• GIVEN RECORDS

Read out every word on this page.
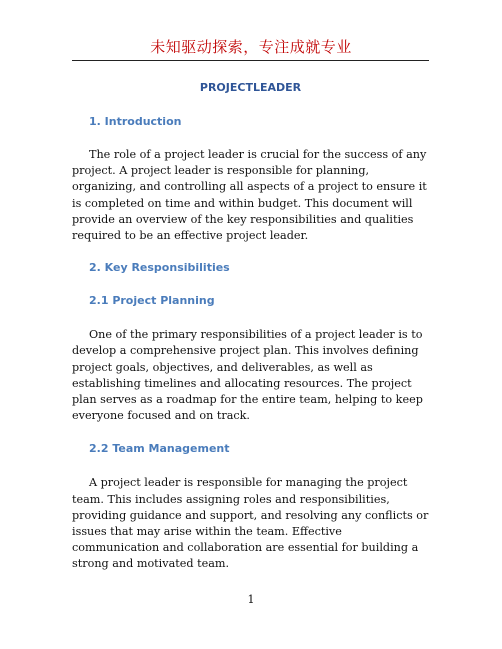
未知驱动探索，专注成就专业
PROJECTLEADER
1. Introduction

The role of a project leader is crucial for the success of any project. A project leader is responsible for planning, organizing, and controlling all aspects of a project to ensure it is completed on time and within budget. This document will provide an overview of the key responsibilities and qualities required to be an effective project leader.

2. Key Responsibilities
2.1 Project Planning

One of the primary responsibilities of a project leader is to develop a comprehensive project plan. This involves defining project goals, objectives, and deliverables, as well as establishing timelines and allocating resources. The project plan serves as a roadmap for the entire team, helping to keep everyone focused and on track.

2.2 Team Management

A project leader is responsible for managing the project team. This includes assigning roles and responsibilities, providing guidance and support, and resolving any conflicts or issues that may arise within the team. Effective communication and collaboration are essential for building a strong and motivated team.

1
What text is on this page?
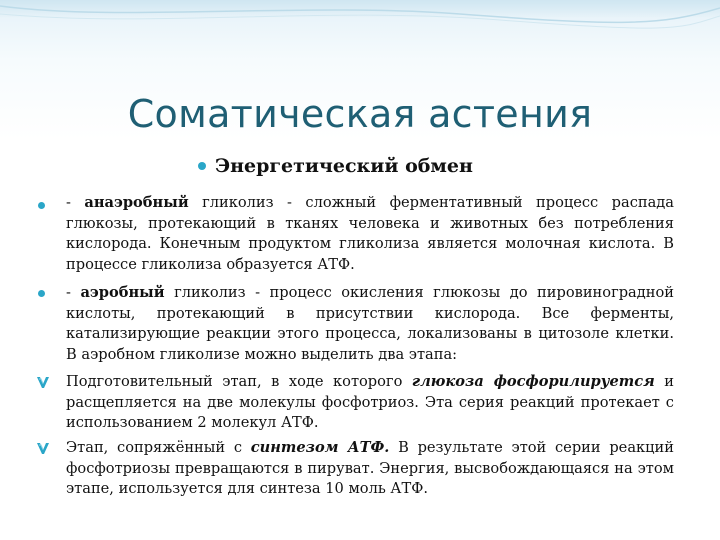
Соматическая астения
Энергетический обмен
- анаэробный гликолиз - сложный ферментативный процесс распада глюкозы, протекающий в тканях человека и животных без потребления кислорода. Конечным продуктом гликолиза является молочная кислота. В процессе гликолиза образуется АТФ.
- аэробный гликолиз - процесс окисления глюкозы до пировиноградной кислоты, протекающий в присутствии кислорода. Все ферменты, катализирующие реакции этого процесса, локализованы в цитозоле клетки. В аэробном гликолизе можно выделить два этапа:
Подготовительный этап, в ходе которого глюкоза фосфорилируется и расщепляется на две молекулы фосфотриоз. Эта серия реакций протекает с использованием 2 молекул АТФ.
Этап, сопряжённый с синтезом АТФ. В результате этой серии реакций фосфотриозы превращаются в пируват. Энергия, высвобождающаяся на этом этапе, используется для синтеза 10 моль АТФ.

• TASK DESCRIPTION
Above are records to transcribe exactly; leave their pictures out.

• SOLUTION FOR THIS EXERCISE
Read out every word on this page.
未知驱动探索，专注成就专业
PROJECTLEADER
1. Introduction

The role of a project leader is crucial for the success of any project. A project leader is responsible for planning, organizing, and controlling all aspects of a project to ensure it is completed on time and within budget. This document will provide an overview of the key responsibilities and qualities required to be an effective project leader.

2. Key Responsibilities
2.1 Project Planning

One of the primary responsibilities of a project leader is to develop a comprehensive project plan. This involves defining project goals, objectives, and deliverables, as well as establishing timelines and allocating resources. The project plan serves as a roadmap for the entire team, helping to keep everyone focused and on track.

2.2 Team Management

A project leader is responsible for managing the project team. This includes assigning roles and responsibilities, providing guidance and support, and resolving any conflicts or issues that may arise within the team. Effective communication and collaboration are essential for building a strong and motivated team.

1
What text is on this page?
Соматическая астения
Энергетический обмен
- анаэробный гликолиз - сложный ферментативный процесс распада глюкозы, протекающий в тканях человека и животных без потребления кислорода. Конечным продуктом гликолиза является молочная кислота. В процессе гликолиза образуется АТФ.
- аэробный гликолиз - процесс окисления глюкозы до пировиноградной кислоты, протекающий в присутствии кислорода. Все ферменты, катализирующие реакции этого процесса, локализованы в цитозоле клетки. В аэробном гликолизе можно выделить два этапа:
Подготовительный этап, в ходе которого глюкоза фосфорилируется и расщепляется на две молекулы фосфотриоз. Эта серия реакций протекает с использованием 2 молекул АТФ.
Этап, сопряжённый с синтезом АТФ. В результате этой серии реакций фосфотриозы превращаются в пируват. Энергия, высвобождающаяся на этом этапе, используется для синтеза 10 моль АТФ.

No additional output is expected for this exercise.